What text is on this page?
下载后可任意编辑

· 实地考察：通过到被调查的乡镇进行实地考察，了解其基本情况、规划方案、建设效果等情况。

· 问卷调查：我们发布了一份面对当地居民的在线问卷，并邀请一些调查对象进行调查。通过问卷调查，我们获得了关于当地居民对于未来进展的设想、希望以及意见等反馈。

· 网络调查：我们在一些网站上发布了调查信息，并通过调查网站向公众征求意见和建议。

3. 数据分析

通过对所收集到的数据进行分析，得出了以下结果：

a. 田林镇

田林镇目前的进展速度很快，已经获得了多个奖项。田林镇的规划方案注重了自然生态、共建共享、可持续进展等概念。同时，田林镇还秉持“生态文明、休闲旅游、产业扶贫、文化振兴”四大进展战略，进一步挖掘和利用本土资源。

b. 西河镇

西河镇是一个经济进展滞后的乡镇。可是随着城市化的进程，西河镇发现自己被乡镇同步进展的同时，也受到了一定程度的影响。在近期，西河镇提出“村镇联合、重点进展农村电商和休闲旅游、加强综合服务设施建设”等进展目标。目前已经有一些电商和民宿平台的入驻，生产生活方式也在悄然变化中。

####

Repeat all the entries word for word.

Task output:
What text is on this page?
下载后可任意编辑

· 实地考察：通过到被调查的乡镇进行实地考察，了解其基本情况、规划方案、建设效果等情况。

· 问卷调查：我们发布了一份面对当地居民的在线问卷，并邀请一些调查对象进行调查。通过问卷调查，我们获得了关于当地居民对于未来进展的设想、希望以及意见等反馈。

· 网络调查：我们在一些网站上发布了调查信息，并通过调查网站向公众征求意见和建议。

3. 数据分析

通过对所收集到的数据进行分析，得出了以下结果：

a. 田林镇

田林镇目前的进展速度很快，已经获得了多个奖项。田林镇的规划方案注重了自然生态、共建共享、可持续进展等概念。同时，田林镇还秉持“生态文明、休闲旅游、产业扶贫、文化振兴”四大进展战略，进一步挖掘和利用本土资源。

b. 西河镇

西河镇是一个经济进展滞后的乡镇。可是随着城市化的进程，西河镇发现自己被乡镇同步进展的同时，也受到了一定程度的影响。在近期，西河镇提出“村镇联合、重点进展农村电商和休闲旅游、加强综合服务设施建设”等进展目标。目前已经有一些电商和民宿平台的入驻，生产生活方式也在悄然变化中。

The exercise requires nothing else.